I tracked all of this in the Jupyter (iPython) notebook below.

Due to permissions issues during installation, I frequently had to leave the Jupyter notebook to run “sudo” in bash. As such, the notebook is messy, but does outline the necessary steps to get these two programs installed.

Jupyter notebook: 20160406_STACKS_install.ipynb

NBviewer: 20160406_STACKS_install.ipynb

Data Analysis – Identification of duplicate files on Eagle

Recently, we’ve been bumping into our storage limit on Eagle (our Synology DS413):

 

Being fairly certain that there’s a significant amount of large datasets that is duplicated throughout Eagle, I ran a program on Linux called “fslint”. It searches for duplicates files based on a few parameters and is smart enough to be able to compare files with different filenames that share the same file contents!

I decided to check for duplicate files in the Eagle/archive folder and the Eagle/web folder. Initially, I tried searching for duplicates across all of Eagle, but after a week of running I got tired of waiting for results and ran the analysis on those two directories independently. As such, there is a possibility that there are more duplicates (consuming even more space) across the remainder of Eagle that have not been identified. However, this is a good starting point.

Here are the two output files from the fslint analysis:

 

To get a summary of the fslint output, I tallied the total amount of duplicates files that were >100MB in size. This was performed in a Jupyter notebook (see below):
Notebook Viewer: 20160114_wasted_space_synologies.ipynb
Jupyter (IPython) Notebook File: 20160114_wasted_space_synologies.ipynb

 

Here are the cleaned output files from the fslint analysis:

 

Summary

There are duplicates of files (>100MB in size) that are consuming at least 730GB!

Since the majority of these files exist in the Eagle/web folder, careful consideration will have to be taken in determining which duplicates (if any) can be deleted since it’s highly possible that there are notebooks that link to some of the files. Regardless, this analysis shows just how space is being consumed by the presence of large, duplicate files; something to consider for future data handling/storage/analysis with Eagle.

◆ ◆ ◆ ◆ ◆

Prompt a: How many lines in the records contain the string "zone"? Reply with the number alone.
The text and the records have nothing to do with each other.

◆ ◆ ◆ ◆ ◆

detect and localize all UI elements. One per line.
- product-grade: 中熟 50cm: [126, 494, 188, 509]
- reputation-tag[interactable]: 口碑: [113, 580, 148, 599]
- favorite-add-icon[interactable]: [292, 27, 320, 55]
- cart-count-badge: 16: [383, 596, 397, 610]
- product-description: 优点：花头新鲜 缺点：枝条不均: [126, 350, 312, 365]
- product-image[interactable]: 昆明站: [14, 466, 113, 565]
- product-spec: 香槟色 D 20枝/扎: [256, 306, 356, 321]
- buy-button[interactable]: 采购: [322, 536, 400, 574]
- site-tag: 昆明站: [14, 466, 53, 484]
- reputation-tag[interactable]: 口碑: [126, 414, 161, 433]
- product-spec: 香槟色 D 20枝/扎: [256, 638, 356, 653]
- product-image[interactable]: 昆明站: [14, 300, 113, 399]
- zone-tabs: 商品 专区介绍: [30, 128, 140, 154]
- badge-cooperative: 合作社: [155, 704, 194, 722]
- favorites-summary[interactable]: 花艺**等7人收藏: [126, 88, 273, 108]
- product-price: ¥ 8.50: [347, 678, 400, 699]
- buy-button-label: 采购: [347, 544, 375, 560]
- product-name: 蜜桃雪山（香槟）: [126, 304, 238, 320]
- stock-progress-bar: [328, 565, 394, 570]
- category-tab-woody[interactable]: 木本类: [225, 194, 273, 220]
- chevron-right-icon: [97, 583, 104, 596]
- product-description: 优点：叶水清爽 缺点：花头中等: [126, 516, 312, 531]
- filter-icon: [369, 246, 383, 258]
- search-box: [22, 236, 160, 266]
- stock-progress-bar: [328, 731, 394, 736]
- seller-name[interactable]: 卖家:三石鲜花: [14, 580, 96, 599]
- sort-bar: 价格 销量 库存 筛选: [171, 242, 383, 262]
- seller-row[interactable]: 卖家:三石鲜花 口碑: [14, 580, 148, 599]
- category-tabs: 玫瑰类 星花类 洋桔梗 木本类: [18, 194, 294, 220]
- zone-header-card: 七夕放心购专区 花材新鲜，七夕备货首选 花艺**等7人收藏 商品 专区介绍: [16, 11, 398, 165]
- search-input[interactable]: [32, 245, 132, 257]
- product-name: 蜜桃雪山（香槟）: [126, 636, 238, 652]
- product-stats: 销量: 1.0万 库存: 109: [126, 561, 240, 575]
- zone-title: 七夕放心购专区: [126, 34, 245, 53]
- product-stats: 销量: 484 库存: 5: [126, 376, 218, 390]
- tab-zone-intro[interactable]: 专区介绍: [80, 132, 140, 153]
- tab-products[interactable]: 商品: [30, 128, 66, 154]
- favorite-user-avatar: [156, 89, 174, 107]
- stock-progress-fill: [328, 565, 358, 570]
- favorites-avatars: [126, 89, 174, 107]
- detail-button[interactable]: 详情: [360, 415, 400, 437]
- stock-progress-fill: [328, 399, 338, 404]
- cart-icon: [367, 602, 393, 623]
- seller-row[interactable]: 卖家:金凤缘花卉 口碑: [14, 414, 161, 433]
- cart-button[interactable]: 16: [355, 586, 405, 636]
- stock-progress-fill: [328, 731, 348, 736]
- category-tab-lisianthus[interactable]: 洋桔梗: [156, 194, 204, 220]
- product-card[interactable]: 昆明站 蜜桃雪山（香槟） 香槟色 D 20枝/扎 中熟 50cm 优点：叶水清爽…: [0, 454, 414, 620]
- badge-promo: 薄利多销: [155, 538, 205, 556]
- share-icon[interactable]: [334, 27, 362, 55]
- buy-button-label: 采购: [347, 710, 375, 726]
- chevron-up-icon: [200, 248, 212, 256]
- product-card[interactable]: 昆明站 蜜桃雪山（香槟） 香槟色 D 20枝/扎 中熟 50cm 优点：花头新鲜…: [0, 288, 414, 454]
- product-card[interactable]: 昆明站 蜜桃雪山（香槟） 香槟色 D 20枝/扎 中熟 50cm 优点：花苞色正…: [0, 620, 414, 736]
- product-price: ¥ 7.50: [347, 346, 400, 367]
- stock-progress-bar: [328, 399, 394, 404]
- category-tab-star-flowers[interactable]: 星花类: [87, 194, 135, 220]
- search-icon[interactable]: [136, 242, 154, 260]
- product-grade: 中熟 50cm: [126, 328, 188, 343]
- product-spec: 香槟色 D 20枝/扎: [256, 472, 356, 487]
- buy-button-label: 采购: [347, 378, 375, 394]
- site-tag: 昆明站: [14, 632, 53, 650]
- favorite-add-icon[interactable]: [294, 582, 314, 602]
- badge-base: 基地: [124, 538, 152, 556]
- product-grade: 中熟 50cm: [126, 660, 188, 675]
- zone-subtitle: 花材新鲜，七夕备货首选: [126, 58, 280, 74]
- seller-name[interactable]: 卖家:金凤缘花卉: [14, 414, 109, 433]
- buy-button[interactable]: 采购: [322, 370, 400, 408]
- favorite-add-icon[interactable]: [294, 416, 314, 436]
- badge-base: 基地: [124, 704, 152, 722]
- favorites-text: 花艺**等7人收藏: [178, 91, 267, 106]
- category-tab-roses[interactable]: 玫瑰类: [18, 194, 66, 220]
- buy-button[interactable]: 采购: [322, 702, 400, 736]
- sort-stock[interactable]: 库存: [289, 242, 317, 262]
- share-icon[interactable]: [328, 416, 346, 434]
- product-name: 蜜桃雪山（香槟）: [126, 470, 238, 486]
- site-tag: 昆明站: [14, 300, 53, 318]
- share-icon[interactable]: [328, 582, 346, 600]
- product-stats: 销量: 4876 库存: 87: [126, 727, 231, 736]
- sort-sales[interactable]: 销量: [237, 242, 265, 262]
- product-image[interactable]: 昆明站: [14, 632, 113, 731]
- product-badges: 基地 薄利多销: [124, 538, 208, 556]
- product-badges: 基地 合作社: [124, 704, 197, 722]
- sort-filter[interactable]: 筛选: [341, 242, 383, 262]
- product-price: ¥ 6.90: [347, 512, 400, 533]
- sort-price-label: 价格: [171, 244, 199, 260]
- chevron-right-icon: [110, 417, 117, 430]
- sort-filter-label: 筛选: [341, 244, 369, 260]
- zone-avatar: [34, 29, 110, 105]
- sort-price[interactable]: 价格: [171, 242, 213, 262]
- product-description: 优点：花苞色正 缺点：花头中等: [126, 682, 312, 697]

◆ ◆ ◆ ◆ ◆

Prompt b: In the text about Jupyter notebooks and Eagle, list every line that gives a label followed by a notebook file name.

Expected output a: 6

Expected output b:
- Jupyter notebook: 20160406_STACKS_install.ipynb
- NBviewer: 20160406_STACKS_install.ipynb
- Notebook Viewer: 20160114_wasted_space_synologies.ipynb
- Jupyter (IPython) Notebook File: 20160114_wasted_space_synologies.ipynb